[start of Records to process]

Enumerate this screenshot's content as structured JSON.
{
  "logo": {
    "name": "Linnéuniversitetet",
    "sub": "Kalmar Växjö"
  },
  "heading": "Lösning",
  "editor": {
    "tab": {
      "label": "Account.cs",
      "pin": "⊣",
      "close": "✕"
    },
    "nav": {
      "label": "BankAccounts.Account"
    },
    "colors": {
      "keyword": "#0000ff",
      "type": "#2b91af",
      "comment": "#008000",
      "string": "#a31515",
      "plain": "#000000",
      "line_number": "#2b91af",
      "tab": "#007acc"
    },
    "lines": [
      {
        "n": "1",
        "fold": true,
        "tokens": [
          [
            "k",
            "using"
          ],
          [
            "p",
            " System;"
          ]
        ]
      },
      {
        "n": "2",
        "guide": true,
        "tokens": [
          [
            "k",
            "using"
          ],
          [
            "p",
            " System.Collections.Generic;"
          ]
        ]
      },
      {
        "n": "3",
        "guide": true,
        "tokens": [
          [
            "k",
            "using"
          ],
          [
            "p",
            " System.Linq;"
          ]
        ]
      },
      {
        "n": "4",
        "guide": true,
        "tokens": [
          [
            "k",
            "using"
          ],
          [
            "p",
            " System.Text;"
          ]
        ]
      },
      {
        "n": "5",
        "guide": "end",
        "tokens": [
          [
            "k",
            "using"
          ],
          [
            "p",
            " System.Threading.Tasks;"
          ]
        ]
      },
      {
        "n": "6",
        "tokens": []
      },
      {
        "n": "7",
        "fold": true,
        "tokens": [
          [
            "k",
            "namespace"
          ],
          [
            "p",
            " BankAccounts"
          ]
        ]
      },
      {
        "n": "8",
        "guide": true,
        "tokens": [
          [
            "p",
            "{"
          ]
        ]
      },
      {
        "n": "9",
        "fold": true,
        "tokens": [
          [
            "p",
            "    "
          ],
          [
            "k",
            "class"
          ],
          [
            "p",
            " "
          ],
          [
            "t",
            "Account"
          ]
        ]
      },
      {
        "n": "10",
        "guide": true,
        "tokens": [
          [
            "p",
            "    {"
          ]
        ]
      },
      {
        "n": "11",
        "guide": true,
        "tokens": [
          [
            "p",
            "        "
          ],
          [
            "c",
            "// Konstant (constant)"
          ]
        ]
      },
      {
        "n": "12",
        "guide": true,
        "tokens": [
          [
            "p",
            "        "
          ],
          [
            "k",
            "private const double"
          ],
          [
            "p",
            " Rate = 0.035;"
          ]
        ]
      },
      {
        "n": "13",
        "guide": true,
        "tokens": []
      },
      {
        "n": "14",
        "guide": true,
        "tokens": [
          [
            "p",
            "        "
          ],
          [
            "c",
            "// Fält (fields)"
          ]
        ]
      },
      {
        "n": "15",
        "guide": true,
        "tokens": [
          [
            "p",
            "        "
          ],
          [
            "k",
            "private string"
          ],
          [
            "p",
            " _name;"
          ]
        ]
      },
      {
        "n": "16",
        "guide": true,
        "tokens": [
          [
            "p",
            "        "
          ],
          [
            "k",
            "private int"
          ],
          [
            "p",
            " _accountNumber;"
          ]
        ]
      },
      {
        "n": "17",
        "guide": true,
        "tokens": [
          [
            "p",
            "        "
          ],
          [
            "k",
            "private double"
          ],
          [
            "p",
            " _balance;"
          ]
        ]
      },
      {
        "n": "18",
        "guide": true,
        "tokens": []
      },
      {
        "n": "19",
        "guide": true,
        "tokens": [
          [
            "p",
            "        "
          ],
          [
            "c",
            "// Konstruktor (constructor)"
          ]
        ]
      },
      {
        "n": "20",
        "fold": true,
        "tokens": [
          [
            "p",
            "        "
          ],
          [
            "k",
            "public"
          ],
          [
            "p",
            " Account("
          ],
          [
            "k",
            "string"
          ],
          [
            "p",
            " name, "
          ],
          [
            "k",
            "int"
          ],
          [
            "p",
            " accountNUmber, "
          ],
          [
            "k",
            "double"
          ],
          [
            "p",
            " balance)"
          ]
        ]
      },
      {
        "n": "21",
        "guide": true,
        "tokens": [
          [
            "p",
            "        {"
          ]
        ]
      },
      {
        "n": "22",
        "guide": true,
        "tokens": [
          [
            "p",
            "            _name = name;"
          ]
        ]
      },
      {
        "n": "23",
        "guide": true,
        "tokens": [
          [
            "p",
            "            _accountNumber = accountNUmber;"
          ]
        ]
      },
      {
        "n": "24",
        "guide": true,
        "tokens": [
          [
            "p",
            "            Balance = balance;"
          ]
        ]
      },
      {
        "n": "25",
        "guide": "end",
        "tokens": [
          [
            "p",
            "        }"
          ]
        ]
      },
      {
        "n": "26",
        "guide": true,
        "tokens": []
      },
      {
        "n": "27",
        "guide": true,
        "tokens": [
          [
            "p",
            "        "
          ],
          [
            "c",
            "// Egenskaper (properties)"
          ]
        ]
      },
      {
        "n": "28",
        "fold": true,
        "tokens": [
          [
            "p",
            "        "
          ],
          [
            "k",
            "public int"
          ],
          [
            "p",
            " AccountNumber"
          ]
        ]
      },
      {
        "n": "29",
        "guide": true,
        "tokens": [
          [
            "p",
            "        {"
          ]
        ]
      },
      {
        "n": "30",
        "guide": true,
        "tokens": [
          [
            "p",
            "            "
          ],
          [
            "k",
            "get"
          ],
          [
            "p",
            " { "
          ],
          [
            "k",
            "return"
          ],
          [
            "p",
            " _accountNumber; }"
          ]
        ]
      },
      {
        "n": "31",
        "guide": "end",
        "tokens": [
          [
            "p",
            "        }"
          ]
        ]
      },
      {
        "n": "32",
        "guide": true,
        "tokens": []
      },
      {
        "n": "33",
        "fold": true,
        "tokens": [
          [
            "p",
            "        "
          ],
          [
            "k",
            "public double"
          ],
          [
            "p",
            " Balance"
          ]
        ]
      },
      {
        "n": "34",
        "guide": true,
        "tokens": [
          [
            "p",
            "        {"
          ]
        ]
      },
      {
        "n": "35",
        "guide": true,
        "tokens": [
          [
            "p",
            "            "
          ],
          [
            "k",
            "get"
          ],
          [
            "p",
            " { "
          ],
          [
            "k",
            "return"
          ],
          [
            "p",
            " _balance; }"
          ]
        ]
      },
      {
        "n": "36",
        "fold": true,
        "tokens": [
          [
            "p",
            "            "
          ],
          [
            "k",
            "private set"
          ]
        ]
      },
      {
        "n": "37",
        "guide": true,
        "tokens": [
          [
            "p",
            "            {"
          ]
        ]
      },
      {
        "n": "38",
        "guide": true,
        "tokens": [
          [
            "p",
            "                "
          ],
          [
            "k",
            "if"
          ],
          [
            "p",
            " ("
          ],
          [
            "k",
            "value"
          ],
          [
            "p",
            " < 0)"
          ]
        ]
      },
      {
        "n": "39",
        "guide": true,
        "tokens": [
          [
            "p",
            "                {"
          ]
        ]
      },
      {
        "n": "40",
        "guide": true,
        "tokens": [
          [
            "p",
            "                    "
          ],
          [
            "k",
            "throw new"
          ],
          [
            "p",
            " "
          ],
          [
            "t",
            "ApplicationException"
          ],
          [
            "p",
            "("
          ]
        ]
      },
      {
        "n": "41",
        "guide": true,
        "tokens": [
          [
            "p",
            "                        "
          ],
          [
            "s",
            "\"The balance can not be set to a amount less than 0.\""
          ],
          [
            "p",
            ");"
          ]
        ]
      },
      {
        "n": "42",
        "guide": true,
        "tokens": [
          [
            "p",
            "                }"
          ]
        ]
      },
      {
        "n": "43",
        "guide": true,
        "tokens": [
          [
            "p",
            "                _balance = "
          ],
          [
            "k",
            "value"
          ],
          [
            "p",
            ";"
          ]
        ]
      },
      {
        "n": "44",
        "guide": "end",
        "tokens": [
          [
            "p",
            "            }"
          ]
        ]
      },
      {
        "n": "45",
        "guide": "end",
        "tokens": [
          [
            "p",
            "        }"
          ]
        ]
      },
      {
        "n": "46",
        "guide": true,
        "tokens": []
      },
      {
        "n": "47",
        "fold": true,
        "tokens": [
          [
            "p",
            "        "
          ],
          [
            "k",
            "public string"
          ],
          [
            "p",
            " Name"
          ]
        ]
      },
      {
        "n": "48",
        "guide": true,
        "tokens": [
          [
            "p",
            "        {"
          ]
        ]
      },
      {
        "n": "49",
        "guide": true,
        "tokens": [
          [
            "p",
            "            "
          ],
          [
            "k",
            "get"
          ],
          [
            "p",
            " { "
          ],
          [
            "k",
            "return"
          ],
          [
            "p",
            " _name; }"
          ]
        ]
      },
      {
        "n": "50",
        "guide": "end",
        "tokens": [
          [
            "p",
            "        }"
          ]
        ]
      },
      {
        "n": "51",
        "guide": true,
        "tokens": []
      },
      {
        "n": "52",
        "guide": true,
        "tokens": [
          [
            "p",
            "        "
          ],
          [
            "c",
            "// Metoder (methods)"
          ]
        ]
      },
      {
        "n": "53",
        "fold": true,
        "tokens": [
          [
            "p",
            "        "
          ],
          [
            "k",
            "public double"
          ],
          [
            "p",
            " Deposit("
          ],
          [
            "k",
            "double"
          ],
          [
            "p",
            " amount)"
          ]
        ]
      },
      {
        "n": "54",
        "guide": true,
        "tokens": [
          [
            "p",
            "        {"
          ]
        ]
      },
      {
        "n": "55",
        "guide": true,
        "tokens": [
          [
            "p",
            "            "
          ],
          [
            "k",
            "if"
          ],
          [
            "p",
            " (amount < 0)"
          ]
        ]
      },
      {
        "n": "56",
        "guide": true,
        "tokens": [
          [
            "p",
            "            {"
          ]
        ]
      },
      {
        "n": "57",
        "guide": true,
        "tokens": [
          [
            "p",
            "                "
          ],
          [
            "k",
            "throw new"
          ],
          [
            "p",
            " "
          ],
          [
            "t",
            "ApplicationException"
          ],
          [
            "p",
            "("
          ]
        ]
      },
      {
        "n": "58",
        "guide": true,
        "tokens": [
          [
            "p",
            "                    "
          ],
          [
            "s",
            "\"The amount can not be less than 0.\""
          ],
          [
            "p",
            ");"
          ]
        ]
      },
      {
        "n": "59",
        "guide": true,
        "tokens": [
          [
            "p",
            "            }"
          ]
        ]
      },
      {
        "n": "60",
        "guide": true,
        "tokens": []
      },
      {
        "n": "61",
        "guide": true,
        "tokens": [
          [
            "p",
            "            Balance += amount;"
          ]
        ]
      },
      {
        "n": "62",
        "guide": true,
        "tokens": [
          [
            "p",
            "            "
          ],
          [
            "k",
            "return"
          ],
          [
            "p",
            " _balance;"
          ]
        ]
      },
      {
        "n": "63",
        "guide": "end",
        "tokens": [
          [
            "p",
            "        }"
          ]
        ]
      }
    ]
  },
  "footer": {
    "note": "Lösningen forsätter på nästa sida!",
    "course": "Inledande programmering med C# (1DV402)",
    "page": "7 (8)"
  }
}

[end of Records to process]

- Objective -
Identify the lines above with the word "string". Copy them.

- Exercise answer -
      "string": "#a31515",
            "private string"
            "string"
            "public string"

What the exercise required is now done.